→ **DATA FOR THIS EXERCISE**
------------------------------------

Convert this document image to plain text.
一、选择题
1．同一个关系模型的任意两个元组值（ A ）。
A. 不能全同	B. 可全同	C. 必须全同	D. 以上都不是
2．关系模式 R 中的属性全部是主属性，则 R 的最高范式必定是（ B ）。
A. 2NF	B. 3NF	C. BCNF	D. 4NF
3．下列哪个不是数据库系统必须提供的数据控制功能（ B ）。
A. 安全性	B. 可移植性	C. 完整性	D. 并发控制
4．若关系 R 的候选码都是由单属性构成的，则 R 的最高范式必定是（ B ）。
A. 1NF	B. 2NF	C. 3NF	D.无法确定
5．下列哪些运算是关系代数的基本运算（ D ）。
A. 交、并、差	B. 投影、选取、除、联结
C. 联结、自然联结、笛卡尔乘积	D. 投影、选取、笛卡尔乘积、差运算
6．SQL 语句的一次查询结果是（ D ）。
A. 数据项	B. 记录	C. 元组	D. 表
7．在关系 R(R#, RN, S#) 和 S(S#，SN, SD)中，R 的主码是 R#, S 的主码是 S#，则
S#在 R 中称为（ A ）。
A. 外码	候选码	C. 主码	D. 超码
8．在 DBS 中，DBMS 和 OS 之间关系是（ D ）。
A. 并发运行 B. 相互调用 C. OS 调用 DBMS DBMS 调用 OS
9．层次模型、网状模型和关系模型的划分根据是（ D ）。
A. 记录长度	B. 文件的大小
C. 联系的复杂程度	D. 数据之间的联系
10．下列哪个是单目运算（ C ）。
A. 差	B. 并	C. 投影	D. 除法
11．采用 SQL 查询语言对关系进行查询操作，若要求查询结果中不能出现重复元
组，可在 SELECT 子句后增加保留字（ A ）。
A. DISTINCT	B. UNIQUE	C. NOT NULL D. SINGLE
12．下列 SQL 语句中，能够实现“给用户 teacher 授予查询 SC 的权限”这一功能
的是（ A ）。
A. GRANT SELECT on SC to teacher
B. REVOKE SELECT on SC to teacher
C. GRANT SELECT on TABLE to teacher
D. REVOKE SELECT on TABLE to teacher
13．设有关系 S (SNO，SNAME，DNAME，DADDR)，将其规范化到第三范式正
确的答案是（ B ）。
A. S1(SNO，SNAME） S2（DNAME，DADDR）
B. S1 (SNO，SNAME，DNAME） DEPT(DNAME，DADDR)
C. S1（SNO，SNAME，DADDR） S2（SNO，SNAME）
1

------------------------------------

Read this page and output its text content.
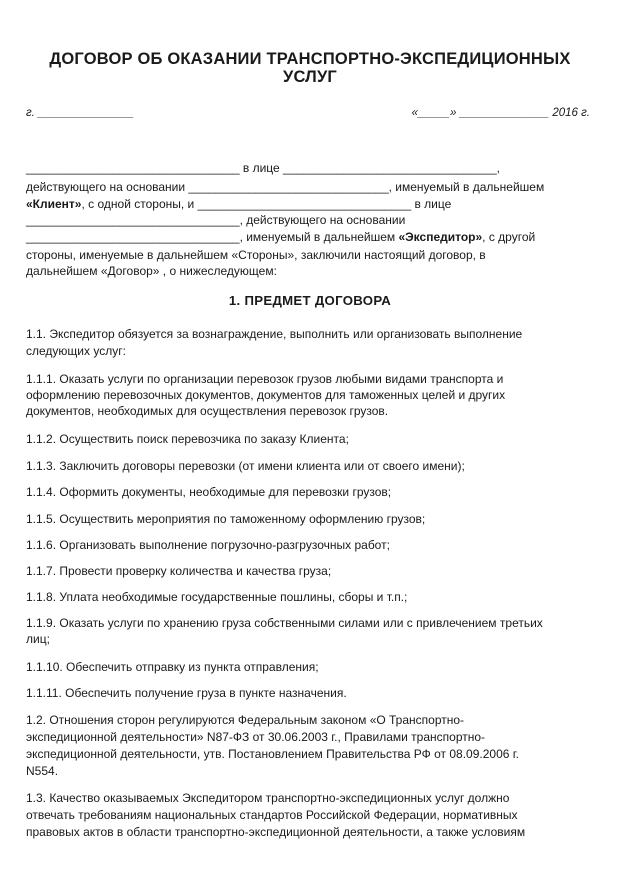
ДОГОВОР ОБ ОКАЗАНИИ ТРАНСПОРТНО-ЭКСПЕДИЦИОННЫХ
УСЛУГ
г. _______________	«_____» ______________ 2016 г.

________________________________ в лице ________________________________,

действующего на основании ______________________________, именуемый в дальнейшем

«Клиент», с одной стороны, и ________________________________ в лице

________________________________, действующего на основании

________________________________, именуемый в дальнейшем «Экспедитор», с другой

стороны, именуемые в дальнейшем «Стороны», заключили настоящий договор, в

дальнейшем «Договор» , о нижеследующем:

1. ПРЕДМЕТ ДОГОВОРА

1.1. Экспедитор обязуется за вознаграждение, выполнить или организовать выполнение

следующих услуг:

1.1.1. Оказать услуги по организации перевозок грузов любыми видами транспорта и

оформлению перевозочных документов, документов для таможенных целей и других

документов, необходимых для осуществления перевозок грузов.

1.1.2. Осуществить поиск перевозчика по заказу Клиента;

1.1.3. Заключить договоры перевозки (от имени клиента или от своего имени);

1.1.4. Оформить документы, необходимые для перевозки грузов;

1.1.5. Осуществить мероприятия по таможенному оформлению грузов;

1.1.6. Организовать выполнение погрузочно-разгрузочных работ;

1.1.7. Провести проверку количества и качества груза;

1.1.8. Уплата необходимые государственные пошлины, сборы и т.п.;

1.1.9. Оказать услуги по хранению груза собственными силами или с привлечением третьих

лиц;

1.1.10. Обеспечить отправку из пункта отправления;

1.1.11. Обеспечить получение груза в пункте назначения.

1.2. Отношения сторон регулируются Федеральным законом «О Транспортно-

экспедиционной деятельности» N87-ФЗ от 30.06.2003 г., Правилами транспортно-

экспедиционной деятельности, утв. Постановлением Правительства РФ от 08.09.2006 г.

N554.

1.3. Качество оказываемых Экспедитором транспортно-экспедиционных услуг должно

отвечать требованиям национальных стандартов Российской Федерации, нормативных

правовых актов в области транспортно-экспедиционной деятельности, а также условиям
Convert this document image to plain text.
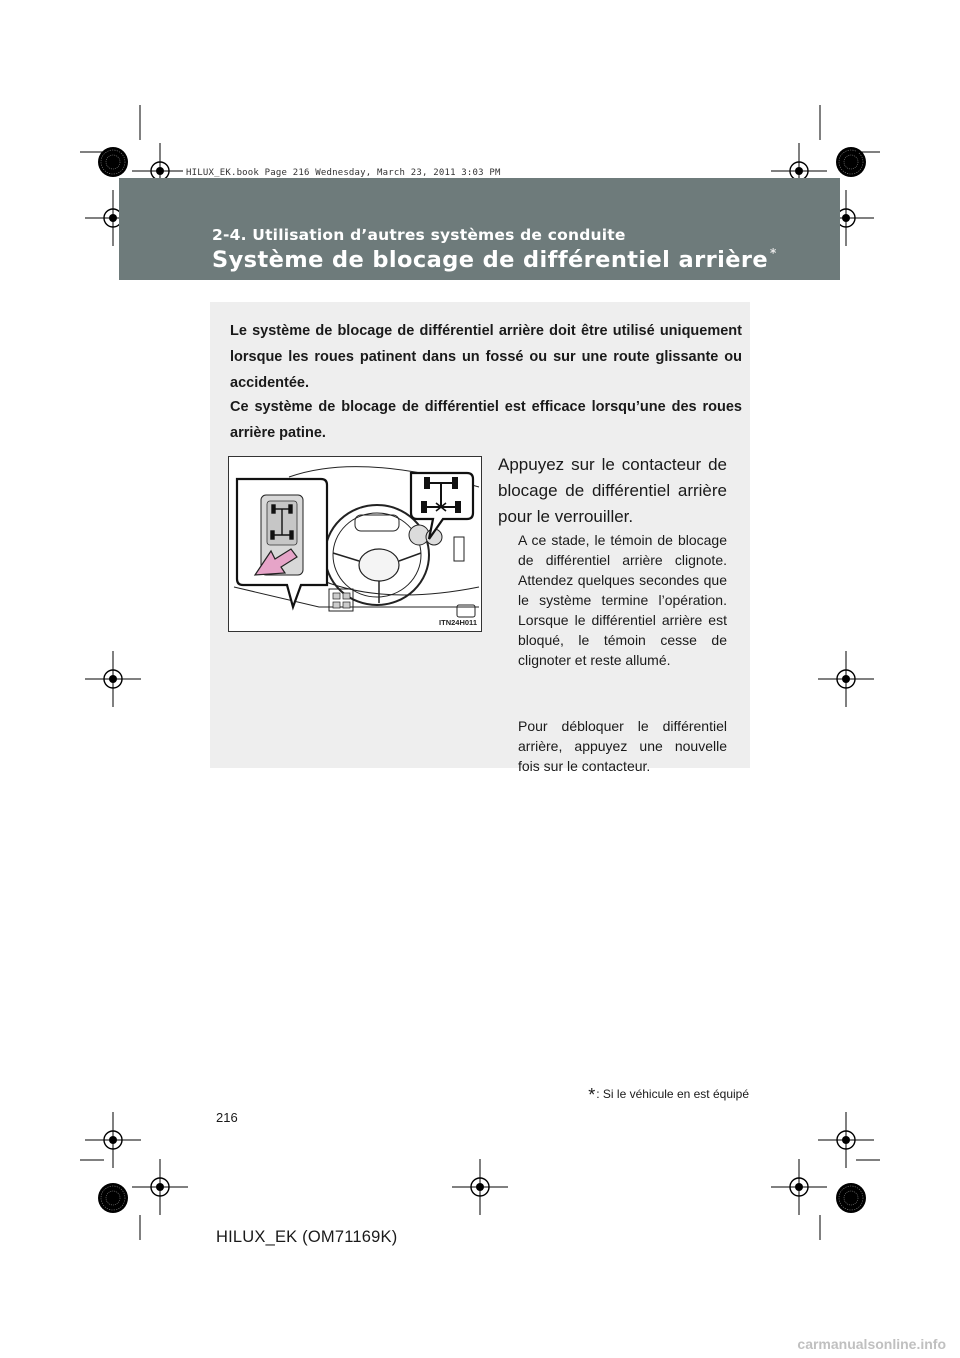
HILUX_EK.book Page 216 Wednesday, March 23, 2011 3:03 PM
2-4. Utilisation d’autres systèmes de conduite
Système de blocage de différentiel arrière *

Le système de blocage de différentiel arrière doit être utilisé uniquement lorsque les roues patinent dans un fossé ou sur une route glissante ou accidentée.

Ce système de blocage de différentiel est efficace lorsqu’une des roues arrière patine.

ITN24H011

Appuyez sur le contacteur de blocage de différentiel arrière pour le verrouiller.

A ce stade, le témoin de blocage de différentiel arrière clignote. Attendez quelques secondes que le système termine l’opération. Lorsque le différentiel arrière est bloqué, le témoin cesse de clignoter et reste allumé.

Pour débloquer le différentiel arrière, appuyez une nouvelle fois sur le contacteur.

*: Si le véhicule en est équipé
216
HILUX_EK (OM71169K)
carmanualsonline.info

------------------------------------

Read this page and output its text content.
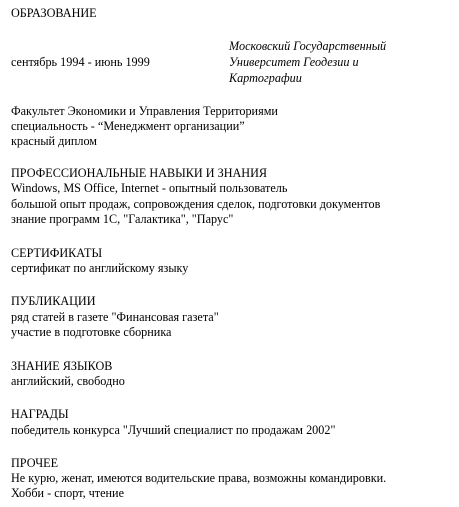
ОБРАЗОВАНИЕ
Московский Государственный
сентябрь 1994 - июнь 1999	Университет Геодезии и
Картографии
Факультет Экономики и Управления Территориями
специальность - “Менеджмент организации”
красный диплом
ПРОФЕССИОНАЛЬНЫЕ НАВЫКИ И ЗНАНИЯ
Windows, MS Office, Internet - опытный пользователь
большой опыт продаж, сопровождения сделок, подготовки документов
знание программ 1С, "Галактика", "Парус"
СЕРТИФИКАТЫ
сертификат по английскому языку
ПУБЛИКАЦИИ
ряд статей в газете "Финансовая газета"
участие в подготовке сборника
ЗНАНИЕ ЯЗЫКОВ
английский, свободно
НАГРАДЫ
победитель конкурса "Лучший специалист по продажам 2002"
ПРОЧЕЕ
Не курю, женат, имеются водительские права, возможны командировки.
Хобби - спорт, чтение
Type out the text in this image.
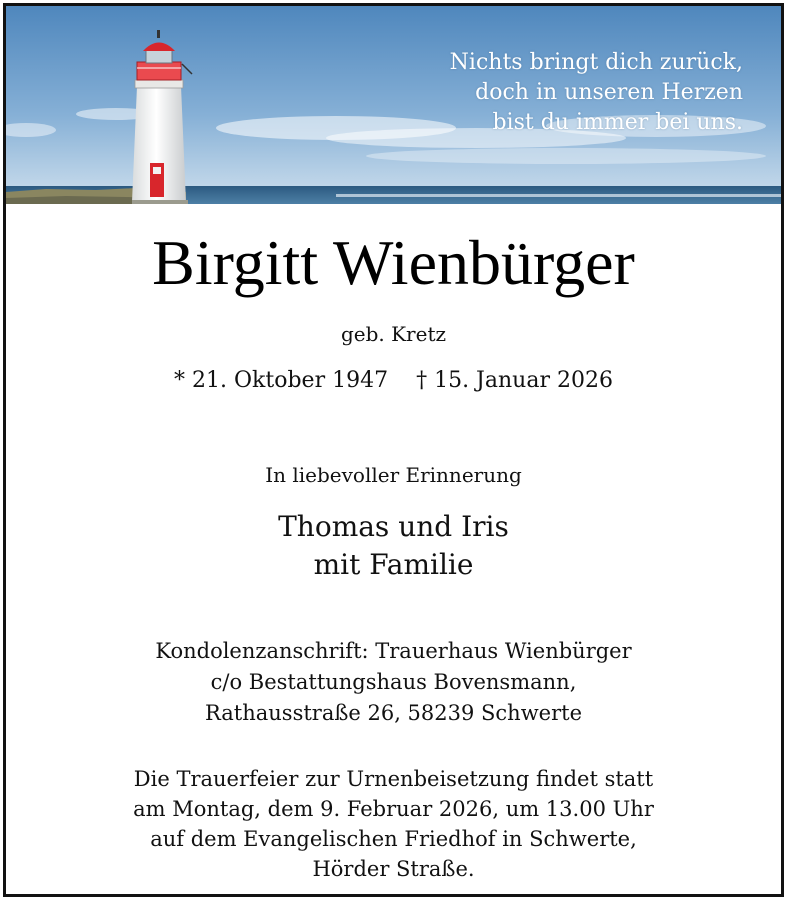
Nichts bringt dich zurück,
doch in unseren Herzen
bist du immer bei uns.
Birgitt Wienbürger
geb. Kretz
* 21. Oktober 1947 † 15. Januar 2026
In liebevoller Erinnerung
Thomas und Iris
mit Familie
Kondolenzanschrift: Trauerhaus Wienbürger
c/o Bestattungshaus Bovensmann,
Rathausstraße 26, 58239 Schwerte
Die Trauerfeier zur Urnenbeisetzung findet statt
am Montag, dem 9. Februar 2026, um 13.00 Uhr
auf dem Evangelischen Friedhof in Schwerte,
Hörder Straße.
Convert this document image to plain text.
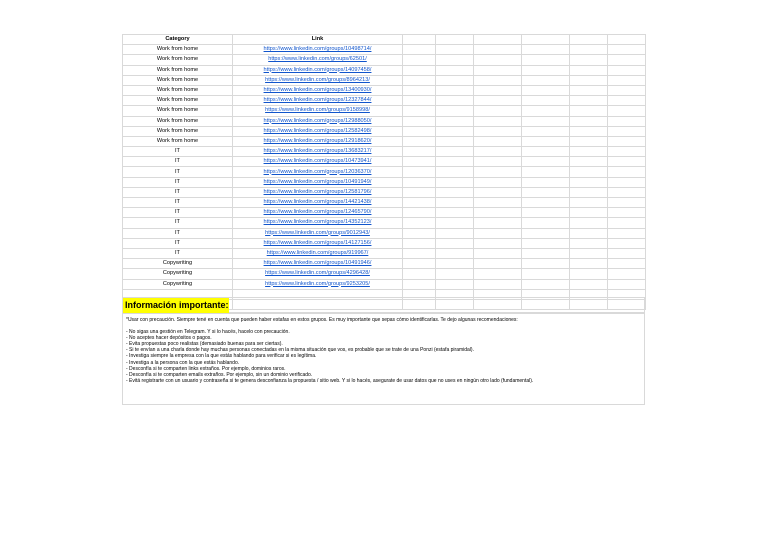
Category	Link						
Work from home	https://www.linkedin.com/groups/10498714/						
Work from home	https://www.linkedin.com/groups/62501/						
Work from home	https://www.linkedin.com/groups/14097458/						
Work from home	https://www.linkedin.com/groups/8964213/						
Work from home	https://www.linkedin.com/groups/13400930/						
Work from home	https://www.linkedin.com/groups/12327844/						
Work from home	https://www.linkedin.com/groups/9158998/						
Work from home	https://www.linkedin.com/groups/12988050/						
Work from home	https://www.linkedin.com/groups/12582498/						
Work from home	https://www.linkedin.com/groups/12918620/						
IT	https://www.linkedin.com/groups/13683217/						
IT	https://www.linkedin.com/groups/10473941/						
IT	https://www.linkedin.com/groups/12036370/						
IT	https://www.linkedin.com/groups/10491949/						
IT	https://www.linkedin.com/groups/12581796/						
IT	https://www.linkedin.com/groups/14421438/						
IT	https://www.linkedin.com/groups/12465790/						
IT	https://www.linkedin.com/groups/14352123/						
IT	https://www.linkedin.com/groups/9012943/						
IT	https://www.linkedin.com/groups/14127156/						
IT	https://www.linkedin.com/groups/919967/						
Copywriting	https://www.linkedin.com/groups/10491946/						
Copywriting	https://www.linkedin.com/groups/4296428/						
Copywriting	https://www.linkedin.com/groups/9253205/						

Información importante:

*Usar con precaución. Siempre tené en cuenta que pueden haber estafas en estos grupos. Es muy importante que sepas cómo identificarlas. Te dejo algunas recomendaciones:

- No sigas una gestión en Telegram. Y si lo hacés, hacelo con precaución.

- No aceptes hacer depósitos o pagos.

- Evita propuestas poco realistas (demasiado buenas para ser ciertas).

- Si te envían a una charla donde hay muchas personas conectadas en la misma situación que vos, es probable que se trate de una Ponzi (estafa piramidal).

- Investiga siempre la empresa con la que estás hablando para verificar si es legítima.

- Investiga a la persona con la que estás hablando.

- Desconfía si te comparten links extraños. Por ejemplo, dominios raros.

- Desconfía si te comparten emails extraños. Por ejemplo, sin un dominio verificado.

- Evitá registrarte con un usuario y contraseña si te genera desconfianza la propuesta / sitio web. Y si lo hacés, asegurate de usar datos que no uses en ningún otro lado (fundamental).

------------------------------------

Tell how many lines contain the word "лице", using only the number.

2